-- start Data shown --

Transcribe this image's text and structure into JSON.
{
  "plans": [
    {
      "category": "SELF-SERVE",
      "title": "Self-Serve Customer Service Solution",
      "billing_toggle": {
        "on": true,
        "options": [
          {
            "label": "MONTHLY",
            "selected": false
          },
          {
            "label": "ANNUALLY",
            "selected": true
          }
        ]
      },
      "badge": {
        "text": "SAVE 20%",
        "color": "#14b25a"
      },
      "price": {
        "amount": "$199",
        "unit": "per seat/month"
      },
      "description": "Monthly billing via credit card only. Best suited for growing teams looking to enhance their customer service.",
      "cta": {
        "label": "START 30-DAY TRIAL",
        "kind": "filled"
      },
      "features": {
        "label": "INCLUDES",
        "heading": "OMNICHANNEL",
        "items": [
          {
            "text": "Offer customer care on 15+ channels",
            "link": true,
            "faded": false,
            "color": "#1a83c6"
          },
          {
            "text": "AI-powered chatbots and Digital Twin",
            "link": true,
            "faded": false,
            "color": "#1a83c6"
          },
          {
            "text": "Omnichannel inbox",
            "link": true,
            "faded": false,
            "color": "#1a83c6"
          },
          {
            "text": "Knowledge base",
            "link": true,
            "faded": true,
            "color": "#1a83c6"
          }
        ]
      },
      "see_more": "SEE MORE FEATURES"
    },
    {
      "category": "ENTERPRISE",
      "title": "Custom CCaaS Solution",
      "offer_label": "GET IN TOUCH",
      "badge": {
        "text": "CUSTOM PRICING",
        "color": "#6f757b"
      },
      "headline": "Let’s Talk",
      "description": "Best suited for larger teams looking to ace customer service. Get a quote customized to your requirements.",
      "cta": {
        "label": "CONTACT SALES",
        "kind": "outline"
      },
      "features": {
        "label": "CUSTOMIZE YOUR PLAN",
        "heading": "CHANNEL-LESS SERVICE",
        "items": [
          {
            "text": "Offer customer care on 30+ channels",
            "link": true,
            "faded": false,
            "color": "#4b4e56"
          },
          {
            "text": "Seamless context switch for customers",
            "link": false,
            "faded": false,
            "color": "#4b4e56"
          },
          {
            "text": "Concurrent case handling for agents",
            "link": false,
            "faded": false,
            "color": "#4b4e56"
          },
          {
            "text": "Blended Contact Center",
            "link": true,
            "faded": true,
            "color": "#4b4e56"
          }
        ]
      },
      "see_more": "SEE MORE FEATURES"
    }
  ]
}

-- end Data shown --

_Work to do_
Write out every line exactly as it stands.

_Reply_
Transcribe this image's text and structure into JSON.
{
  "plans": [
    {
      "category": "SELF-SERVE",
      "title": "Self-Serve Customer Service Solution",
      "billing_toggle": {
        "on": true,
        "options": [
          {
            "label": "MONTHLY",
            "selected": false
          },
          {
            "label": "ANNUALLY",
            "selected": true
          }
        ]
      },
      "badge": {
        "text": "SAVE 20%",
        "color": "#14b25a"
      },
      "price": {
        "amount": "$199",
        "unit": "per seat/month"
      },
      "description": "Monthly billing via credit card only. Best suited for growing teams looking to enhance their customer service.",
      "cta": {
        "label": "START 30-DAY TRIAL",
        "kind": "filled"
      },
      "features": {
        "label": "INCLUDES",
        "heading": "OMNICHANNEL",
        "items": [
          {
            "text": "Offer customer care on 15+ channels",
            "link": true,
            "faded": false,
            "color": "#1a83c6"
          },
          {
            "text": "AI-powered chatbots and Digital Twin",
            "link": true,
            "faded": false,
            "color": "#1a83c6"
          },
          {
            "text": "Omnichannel inbox",
            "link": true,
            "faded": false,
            "color": "#1a83c6"
          },
          {
            "text": "Knowledge base",
            "link": true,
            "faded": true,
            "color": "#1a83c6"
          }
        ]
      },
      "see_more": "SEE MORE FEATURES"
    },
    {
      "category": "ENTERPRISE",
      "title": "Custom CCaaS Solution",
      "offer_label": "GET IN TOUCH",
      "badge": {
        "text": "CUSTOM PRICING",
        "color": "#6f757b"
      },
      "headline": "Let’s Talk",
      "description": "Best suited for larger teams looking to ace customer service. Get a quote customized to your requirements.",
      "cta": {
        "label": "CONTACT SALES",
        "kind": "outline"
      },
      "features": {
        "label": "CUSTOMIZE YOUR PLAN",
        "heading": "CHANNEL-LESS SERVICE",
        "items": [
          {
            "text": "Offer customer care on 30+ channels",
            "link": true,
            "faded": false,
            "color": "#4b4e56"
          },
          {
            "text": "Seamless context switch for customers",
            "link": false,
            "faded": false,
            "color": "#4b4e56"
          },
          {
            "text": "Concurrent case handling for agents",
            "link": false,
            "faded": false,
            "color": "#4b4e56"
          },
          {
            "text": "Blended Contact Center",
            "link": true,
            "faded": true,
            "color": "#4b4e56"
          }
        ]
      },
      "see_more": "SEE MORE FEATURES"
    }
  ]
}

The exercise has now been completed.